Dois membros do Ministério Público divergiram sobre a aplicação do garantismo penal em painel promovido nesta terça-feira (29/8) durante o 23º Seminário Internacional de Ciências Criminais, em São Paulo. Para a promotora Ana Cláudia Pinho, de Belém, a função do processo criminal é essencialmente garantir direitos do acusado, enquanto o procurador da República paulista Andrey Borges de Mendonça defendeu que os procedimentos devem ir além da defesa e buscar a eficiência.
Professora da Universidade Federal do Pará, Ana Cláudia foi uma das primeiras palestrantes de evento promovido pelo Instituto Brasileiro de Ciências Criminais. Ela afirmou que, “no campo penal, o mais fraco sempre é o imputado”, independentemente da pessoa acusada, do crime ou da situação da vítima, porque o processo já é uma forma de punição, e a democracia só é praticada quando se respeitam as regras do jogo.
Autodeclarada garantista, a promotora disse que não é a favor da impunidade, e sim da “punição com racionalidade”, citando caminhos pregados pelo jurista italiano Luigi Ferrajoli. Ana Cláudia comparou o processo a uma corrida de obstáculos, que só pode chegar a um resultado no final quando todas as barreiras são cumpridas corretamente — inclusive a produção de provas —, sem nenhuma trapaça do poder estatal.

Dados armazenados

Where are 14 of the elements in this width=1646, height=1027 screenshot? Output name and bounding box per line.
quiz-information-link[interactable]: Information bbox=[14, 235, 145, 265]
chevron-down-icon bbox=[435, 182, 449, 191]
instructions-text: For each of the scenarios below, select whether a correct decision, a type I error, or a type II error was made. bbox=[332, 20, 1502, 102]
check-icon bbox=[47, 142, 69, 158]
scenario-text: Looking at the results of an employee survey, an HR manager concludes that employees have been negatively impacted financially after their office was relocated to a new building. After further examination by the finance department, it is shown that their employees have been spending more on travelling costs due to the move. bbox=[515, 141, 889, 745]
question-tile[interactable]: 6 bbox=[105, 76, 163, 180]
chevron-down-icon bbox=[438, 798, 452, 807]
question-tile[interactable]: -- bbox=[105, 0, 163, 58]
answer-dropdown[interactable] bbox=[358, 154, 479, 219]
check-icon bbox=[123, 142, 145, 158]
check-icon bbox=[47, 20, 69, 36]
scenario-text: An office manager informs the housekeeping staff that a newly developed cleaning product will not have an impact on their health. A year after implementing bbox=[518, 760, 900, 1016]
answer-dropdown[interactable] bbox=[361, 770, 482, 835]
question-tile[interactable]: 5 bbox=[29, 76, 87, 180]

§ **O que fazer**
Retome a notícia sobre o debate acerca do garantismo penal e continue a escrevê-la a partir da última frase apresentada.

§ **Resposta do exercício**
Como os membros do Judiciário não são eleitos, a palestrante disse que é obrigação da magistratura garantir direitos fundamentais, mesmo que contrária a apelos populares. “Para termos democracia, pagamos um preço”, declarou. “O Direito Penal é necessário para defender a minoria.” Ana Cláudia criticou prisões cautelares baseadas genericamente na “ordem pública” e disse que, quanto mais juízes fundamentam decisões, mais cumprem seu papel.
O Ministério Público também deve seguir esse dever constitucional, na avaliação da promotora. Ela afirmou que, ao receber inquéritos, não parte diretamente para a denúncia, e sim para a análise. Também declarou que, quando colegas comentam ter dúvidas sobre provas contra um suspeito, responde que, “se você tem dúvida, tem resposta: arquiva”.
Teoria e prática
Segundo o procurador Andrey Borges, que integrou a força-tarefa do Ministério Público Federal na operação “lava jato” e atua em casos que procuram responsabilizar agentes do regime militar por violação a direitos humanos, o garantismo deve ser visto como ponto de partida, mas é uma teoria distante da realidade social, pois “nem sempre o suspeito é a parte mais débil”.
“Não é necessário restringir direitos fundamentais para que o processo penal seja eficiente, mas não basta que as garantias do imputado sejam respeitadas. Isso não é processo eficiente. Se aqui [no país] é, esse é um processo muito particular do Brasil. Nosso sistema só é eficiente para a população pobre, mas não para o criminoso de colarinho branco.”
Ele criticou as regras brasileiras de prescrição e afirmou que as “garantias tradicionais” precisam ser revistas, por exemplo, se um acusado decide colaborar com as investigações e assina delação premiada, pois não dão respostas adequadas para o modelo consensual.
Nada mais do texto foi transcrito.